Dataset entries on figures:
>> begin

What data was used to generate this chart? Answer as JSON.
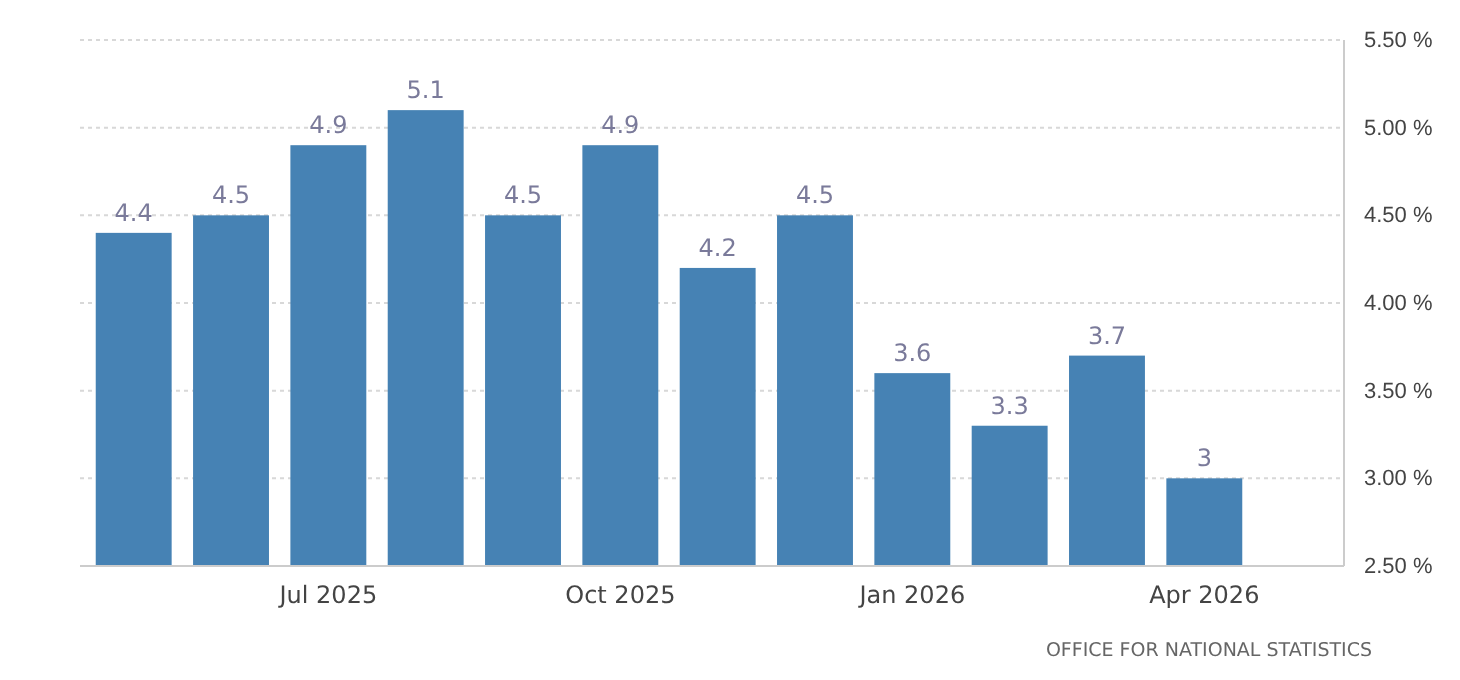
{
  "chart_data": {
    "type": "bar",
    "categories": [
      null,
      null,
      "Jul 2025",
      null,
      null,
      "Oct 2025",
      null,
      null,
      "Jan 2026",
      null,
      null,
      "Apr 2026"
    ],
    "values": [
      4.4,
      4.5,
      4.9,
      5.1,
      4.5,
      4.9,
      4.2,
      4.5,
      3.6,
      3.3,
      3.7,
      3
    ],
    "color": "#4682b4",
    "ylim": [
      2.5,
      5.5
    ],
    "yticks": [
      {
        "value": 2.5,
        "label": "2.50 %"
      },
      {
        "value": 3,
        "label": "3.00 %"
      },
      {
        "value": 3.5,
        "label": "3.50 %"
      },
      {
        "value": 4,
        "label": "4.00 %"
      },
      {
        "value": 4.5,
        "label": "4.50 %"
      },
      {
        "value": 5,
        "label": "5.00 %"
      },
      {
        "value": 5.5,
        "label": "5.50 %"
      }
    ],
    "grid": "y",
    "data_labels": true,
    "annotations": [
      "OFFICE FOR NATIONAL STATISTICS"
    ]
  }
}
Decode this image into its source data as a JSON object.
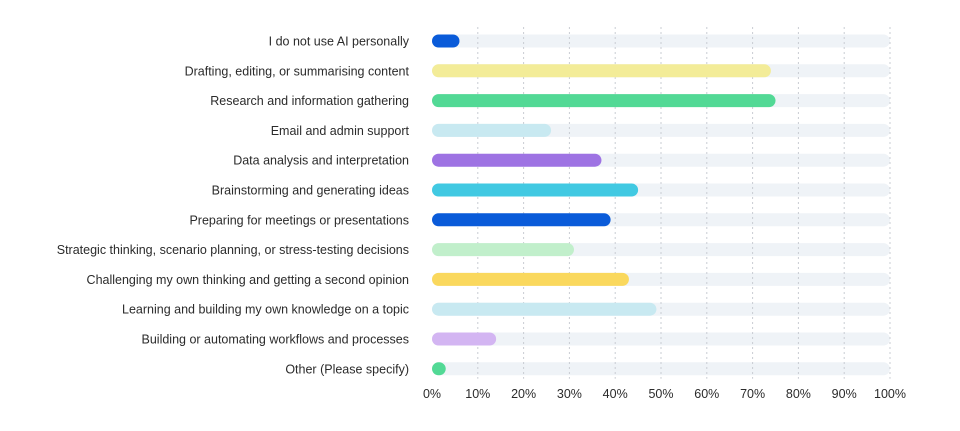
{
  "chart_data": {
    "type": "bar",
    "orientation": "horizontal",
    "categories": [
      "I do not use AI personally",
      "Drafting, editing, or summarising content",
      "Research and information gathering",
      "Email and admin support",
      "Data analysis and interpretation",
      "Brainstorming and generating ideas",
      "Preparing for meetings or presentations",
      "Strategic thinking, scenario planning, or stress-testing decisions",
      "Challenging my own thinking and getting a second opinion",
      "Learning and building my own knowledge on a topic",
      "Building or automating workflows and processes",
      "Other (Please specify)"
    ],
    "values": [
      6,
      74,
      75,
      26,
      37,
      45,
      39,
      31,
      43,
      49,
      14,
      3
    ],
    "colors": [
      "#0a5bd9",
      "#f3ec98",
      "#52d995",
      "#c8e9f1",
      "#9e73e3",
      "#41c9e2",
      "#0a5bd9",
      "#c1efcb",
      "#fad85d",
      "#c8e9f1",
      "#d3b5f2",
      "#52d995"
    ],
    "track_color": "#eff3f7",
    "xlim": [
      0,
      100
    ],
    "x_ticks": [
      0,
      10,
      20,
      30,
      40,
      50,
      60,
      70,
      80,
      90,
      100
    ],
    "x_tick_labels": [
      "0%",
      "10%",
      "20%",
      "30%",
      "40%",
      "50%",
      "60%",
      "70%",
      "80%",
      "90%",
      "100%"
    ],
    "grid": true,
    "legend": "none",
    "title": "",
    "xlabel": "",
    "ylabel": ""
  }
}
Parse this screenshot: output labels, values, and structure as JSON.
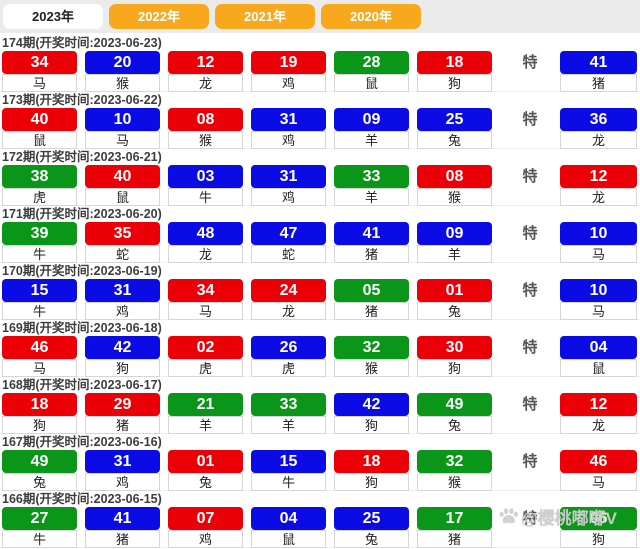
{
  "tabs": [
    {
      "label": "2023年",
      "active": true
    },
    {
      "label": "2022年",
      "active": false
    },
    {
      "label": "2021年",
      "active": false
    },
    {
      "label": "2020年",
      "active": false
    }
  ],
  "special_label": "特",
  "watermark": {
    "icon": "paw-icon",
    "text": "@樱桃嘟嘟V"
  },
  "colors": {
    "red": "#EC0008",
    "blue": "#0B0BE6",
    "green": "#0A9618",
    "orange": "#F8A81D"
  },
  "draws": [
    {
      "period": "174期",
      "header": "174期(开奖时间:2023-06-23)",
      "balls": [
        {
          "num": "34",
          "color": "red",
          "zodiac": "马"
        },
        {
          "num": "20",
          "color": "blue",
          "zodiac": "猴"
        },
        {
          "num": "12",
          "color": "red",
          "zodiac": "龙"
        },
        {
          "num": "19",
          "color": "red",
          "zodiac": "鸡"
        },
        {
          "num": "28",
          "color": "green",
          "zodiac": "鼠"
        },
        {
          "num": "18",
          "color": "red",
          "zodiac": "狗"
        }
      ],
      "special": {
        "num": "41",
        "color": "blue",
        "zodiac": "猪"
      }
    },
    {
      "period": "173期",
      "header": "173期(开奖时间:2023-06-22)",
      "balls": [
        {
          "num": "40",
          "color": "red",
          "zodiac": "鼠"
        },
        {
          "num": "10",
          "color": "blue",
          "zodiac": "马"
        },
        {
          "num": "08",
          "color": "red",
          "zodiac": "猴"
        },
        {
          "num": "31",
          "color": "blue",
          "zodiac": "鸡"
        },
        {
          "num": "09",
          "color": "blue",
          "zodiac": "羊"
        },
        {
          "num": "25",
          "color": "blue",
          "zodiac": "兔"
        }
      ],
      "special": {
        "num": "36",
        "color": "blue",
        "zodiac": "龙"
      }
    },
    {
      "period": "172期",
      "header": "172期(开奖时间:2023-06-21)",
      "balls": [
        {
          "num": "38",
          "color": "green",
          "zodiac": "虎"
        },
        {
          "num": "40",
          "color": "red",
          "zodiac": "鼠"
        },
        {
          "num": "03",
          "color": "blue",
          "zodiac": "牛"
        },
        {
          "num": "31",
          "color": "blue",
          "zodiac": "鸡"
        },
        {
          "num": "33",
          "color": "green",
          "zodiac": "羊"
        },
        {
          "num": "08",
          "color": "red",
          "zodiac": "猴"
        }
      ],
      "special": {
        "num": "12",
        "color": "red",
        "zodiac": "龙"
      }
    },
    {
      "period": "171期",
      "header": "171期(开奖时间:2023-06-20)",
      "balls": [
        {
          "num": "39",
          "color": "green",
          "zodiac": "牛"
        },
        {
          "num": "35",
          "color": "red",
          "zodiac": "蛇"
        },
        {
          "num": "48",
          "color": "blue",
          "zodiac": "龙"
        },
        {
          "num": "47",
          "color": "blue",
          "zodiac": "蛇"
        },
        {
          "num": "41",
          "color": "blue",
          "zodiac": "猪"
        },
        {
          "num": "09",
          "color": "blue",
          "zodiac": "羊"
        }
      ],
      "special": {
        "num": "10",
        "color": "blue",
        "zodiac": "马"
      }
    },
    {
      "period": "170期",
      "header": "170期(开奖时间:2023-06-19)",
      "balls": [
        {
          "num": "15",
          "color": "blue",
          "zodiac": "牛"
        },
        {
          "num": "31",
          "color": "blue",
          "zodiac": "鸡"
        },
        {
          "num": "34",
          "color": "red",
          "zodiac": "马"
        },
        {
          "num": "24",
          "color": "red",
          "zodiac": "龙"
        },
        {
          "num": "05",
          "color": "green",
          "zodiac": "猪"
        },
        {
          "num": "01",
          "color": "red",
          "zodiac": "兔"
        }
      ],
      "special": {
        "num": "10",
        "color": "blue",
        "zodiac": "马"
      }
    },
    {
      "period": "169期",
      "header": "169期(开奖时间:2023-06-18)",
      "balls": [
        {
          "num": "46",
          "color": "red",
          "zodiac": "马"
        },
        {
          "num": "42",
          "color": "blue",
          "zodiac": "狗"
        },
        {
          "num": "02",
          "color": "red",
          "zodiac": "虎"
        },
        {
          "num": "26",
          "color": "blue",
          "zodiac": "虎"
        },
        {
          "num": "32",
          "color": "green",
          "zodiac": "猴"
        },
        {
          "num": "30",
          "color": "red",
          "zodiac": "狗"
        }
      ],
      "special": {
        "num": "04",
        "color": "blue",
        "zodiac": "鼠"
      }
    },
    {
      "period": "168期",
      "header": "168期(开奖时间:2023-06-17)",
      "balls": [
        {
          "num": "18",
          "color": "red",
          "zodiac": "狗"
        },
        {
          "num": "29",
          "color": "red",
          "zodiac": "猪"
        },
        {
          "num": "21",
          "color": "green",
          "zodiac": "羊"
        },
        {
          "num": "33",
          "color": "green",
          "zodiac": "羊"
        },
        {
          "num": "42",
          "color": "blue",
          "zodiac": "狗"
        },
        {
          "num": "49",
          "color": "green",
          "zodiac": "兔"
        }
      ],
      "special": {
        "num": "12",
        "color": "red",
        "zodiac": "龙"
      }
    },
    {
      "period": "167期",
      "header": "167期(开奖时间:2023-06-16)",
      "balls": [
        {
          "num": "49",
          "color": "green",
          "zodiac": "兔"
        },
        {
          "num": "31",
          "color": "blue",
          "zodiac": "鸡"
        },
        {
          "num": "01",
          "color": "red",
          "zodiac": "兔"
        },
        {
          "num": "15",
          "color": "blue",
          "zodiac": "牛"
        },
        {
          "num": "18",
          "color": "red",
          "zodiac": "狗"
        },
        {
          "num": "32",
          "color": "green",
          "zodiac": "猴"
        }
      ],
      "special": {
        "num": "46",
        "color": "red",
        "zodiac": "马"
      }
    },
    {
      "period": "166期",
      "header": "166期(开奖时间:2023-06-15)",
      "balls": [
        {
          "num": "27",
          "color": "green",
          "zodiac": "牛"
        },
        {
          "num": "41",
          "color": "blue",
          "zodiac": "猪"
        },
        {
          "num": "07",
          "color": "red",
          "zodiac": "鸡"
        },
        {
          "num": "04",
          "color": "blue",
          "zodiac": "鼠"
        },
        {
          "num": "25",
          "color": "blue",
          "zodiac": "兔"
        },
        {
          "num": "17",
          "color": "green",
          "zodiac": "猪"
        }
      ],
      "special": {
        "num": "06",
        "color": "green",
        "zodiac": "狗"
      }
    }
  ]
}
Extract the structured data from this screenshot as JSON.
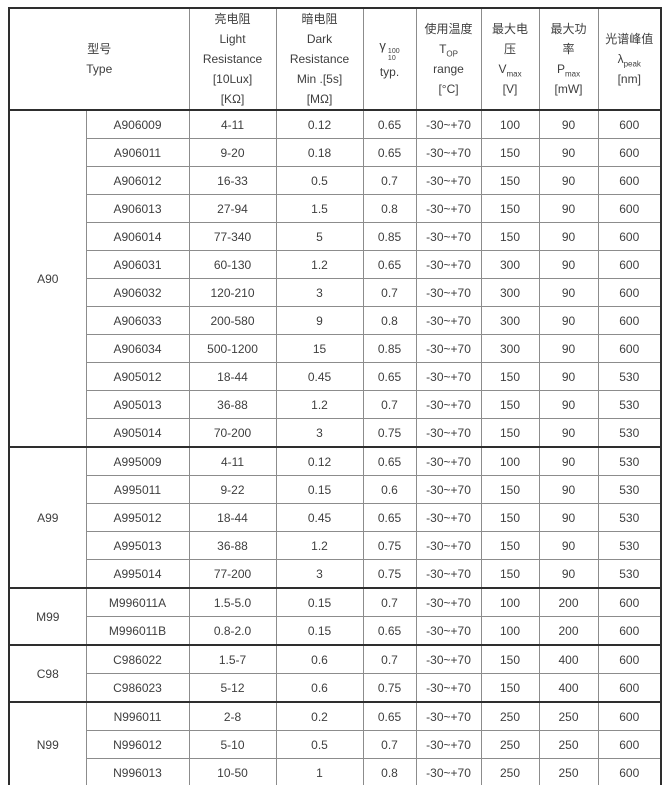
{
  "colors": {
    "background": "#ffffff",
    "text": "#3e3e3e",
    "border_thin": "#8c8c8c",
    "border_thick": "#2e2e2e"
  },
  "table": {
    "header": {
      "type": {
        "cn": "型号",
        "en": "Type"
      },
      "light": {
        "cn": "亮电阻",
        "en1": "Light",
        "en2": "Resistance",
        "cond": "[10Lux]",
        "unit": "[KΩ]"
      },
      "dark": {
        "cn": "暗电阻",
        "en1": "Dark",
        "en2": "Resistance",
        "cond": "Min .[5s]",
        "unit": "[MΩ]"
      },
      "gamma": {
        "symbol": "γ",
        "sup": "100",
        "sub": "10",
        "typ": "typ."
      },
      "temp": {
        "cn": "使用温度",
        "symbol": "T",
        "sub": "OP",
        "range": "range",
        "unit": "[°C]"
      },
      "vmax": {
        "cn1": "最大电",
        "cn2": "压",
        "symbol": "V",
        "sub": "max",
        "unit": "[V]"
      },
      "pmax": {
        "cn1": "最大功",
        "cn2": "率",
        "symbol": "P",
        "sub": "max",
        "unit": "[mW]"
      },
      "peak": {
        "cn": "光谱峰值",
        "symbol": "λ",
        "sub": "peak",
        "unit": "[nm]"
      }
    },
    "groups": [
      {
        "name": "A90",
        "rows": [
          {
            "model": "A906009",
            "light": "4-11",
            "dark": "0.12",
            "gamma": "0.65",
            "temp": "-30~+70",
            "vmax": "100",
            "pmax": "90",
            "peak": "600"
          },
          {
            "model": "A906011",
            "light": "9-20",
            "dark": "0.18",
            "gamma": "0.65",
            "temp": "-30~+70",
            "vmax": "150",
            "pmax": "90",
            "peak": "600"
          },
          {
            "model": "A906012",
            "light": "16-33",
            "dark": "0.5",
            "gamma": "0.7",
            "temp": "-30~+70",
            "vmax": "150",
            "pmax": "90",
            "peak": "600"
          },
          {
            "model": "A906013",
            "light": "27-94",
            "dark": "1.5",
            "gamma": "0.8",
            "temp": "-30~+70",
            "vmax": "150",
            "pmax": "90",
            "peak": "600"
          },
          {
            "model": "A906014",
            "light": "77-340",
            "dark": "5",
            "gamma": "0.85",
            "temp": "-30~+70",
            "vmax": "150",
            "pmax": "90",
            "peak": "600"
          },
          {
            "model": "A906031",
            "light": "60-130",
            "dark": "1.2",
            "gamma": "0.65",
            "temp": "-30~+70",
            "vmax": "300",
            "pmax": "90",
            "peak": "600"
          },
          {
            "model": "A906032",
            "light": "120-210",
            "dark": "3",
            "gamma": "0.7",
            "temp": "-30~+70",
            "vmax": "300",
            "pmax": "90",
            "peak": "600"
          },
          {
            "model": "A906033",
            "light": "200-580",
            "dark": "9",
            "gamma": "0.8",
            "temp": "-30~+70",
            "vmax": "300",
            "pmax": "90",
            "peak": "600"
          },
          {
            "model": "A906034",
            "light": "500-1200",
            "dark": "15",
            "gamma": "0.85",
            "temp": "-30~+70",
            "vmax": "300",
            "pmax": "90",
            "peak": "600"
          },
          {
            "model": "A905012",
            "light": "18-44",
            "dark": "0.45",
            "gamma": "0.65",
            "temp": "-30~+70",
            "vmax": "150",
            "pmax": "90",
            "peak": "530"
          },
          {
            "model": "A905013",
            "light": "36-88",
            "dark": "1.2",
            "gamma": "0.7",
            "temp": "-30~+70",
            "vmax": "150",
            "pmax": "90",
            "peak": "530"
          },
          {
            "model": "A905014",
            "light": "70-200",
            "dark": "3",
            "gamma": "0.75",
            "temp": "-30~+70",
            "vmax": "150",
            "pmax": "90",
            "peak": "530"
          }
        ]
      },
      {
        "name": "A99",
        "rows": [
          {
            "model": "A995009",
            "light": "4-11",
            "dark": "0.12",
            "gamma": "0.65",
            "temp": "-30~+70",
            "vmax": "100",
            "pmax": "90",
            "peak": "530"
          },
          {
            "model": "A995011",
            "light": "9-22",
            "dark": "0.15",
            "gamma": "0.6",
            "temp": "-30~+70",
            "vmax": "150",
            "pmax": "90",
            "peak": "530"
          },
          {
            "model": "A995012",
            "light": "18-44",
            "dark": "0.45",
            "gamma": "0.65",
            "temp": "-30~+70",
            "vmax": "150",
            "pmax": "90",
            "peak": "530"
          },
          {
            "model": "A995013",
            "light": "36-88",
            "dark": "1.2",
            "gamma": "0.75",
            "temp": "-30~+70",
            "vmax": "150",
            "pmax": "90",
            "peak": "530"
          },
          {
            "model": "A995014",
            "light": "77-200",
            "dark": "3",
            "gamma": "0.75",
            "temp": "-30~+70",
            "vmax": "150",
            "pmax": "90",
            "peak": "530"
          }
        ]
      },
      {
        "name": "M99",
        "rows": [
          {
            "model": "M996011A",
            "light": "1.5-5.0",
            "dark": "0.15",
            "gamma": "0.7",
            "temp": "-30~+70",
            "vmax": "100",
            "pmax": "200",
            "peak": "600"
          },
          {
            "model": "M996011B",
            "light": "0.8-2.0",
            "dark": "0.15",
            "gamma": "0.65",
            "temp": "-30~+70",
            "vmax": "100",
            "pmax": "200",
            "peak": "600"
          }
        ]
      },
      {
        "name": "C98",
        "rows": [
          {
            "model": "C986022",
            "light": "1.5-7",
            "dark": "0.6",
            "gamma": "0.7",
            "temp": "-30~+70",
            "vmax": "150",
            "pmax": "400",
            "peak": "600"
          },
          {
            "model": "C986023",
            "light": "5-12",
            "dark": "0.6",
            "gamma": "0.75",
            "temp": "-30~+70",
            "vmax": "150",
            "pmax": "400",
            "peak": "600"
          }
        ]
      },
      {
        "name": "N99",
        "rows": [
          {
            "model": "N996011",
            "light": "2-8",
            "dark": "0.2",
            "gamma": "0.65",
            "temp": "-30~+70",
            "vmax": "250",
            "pmax": "250",
            "peak": "600"
          },
          {
            "model": "N996012",
            "light": "5-10",
            "dark": "0.5",
            "gamma": "0.7",
            "temp": "-30~+70",
            "vmax": "250",
            "pmax": "250",
            "peak": "600"
          },
          {
            "model": "N996013",
            "light": "10-50",
            "dark": "1",
            "gamma": "0.8",
            "temp": "-30~+70",
            "vmax": "250",
            "pmax": "250",
            "peak": "600"
          }
        ]
      }
    ]
  }
}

>> end

TO DO
Filter the entries and copy out every line with the word "开奖时间".

OUTPUT OF THE TASK
      "header": "174期(开奖时间:2023-06-23)",
      "header": "173期(开奖时间:2023-06-22)",
      "header": "172期(开奖时间:2023-06-21)",
      "header": "171期(开奖时间:2023-06-20)",
      "header": "170期(开奖时间:2023-06-19)",
      "header": "169期(开奖时间:2023-06-18)",
      "header": "168期(开奖时间:2023-06-17)",
      "header": "167期(开奖时间:2023-06-16)",
      "header": "166期(开奖时间:2023-06-15)",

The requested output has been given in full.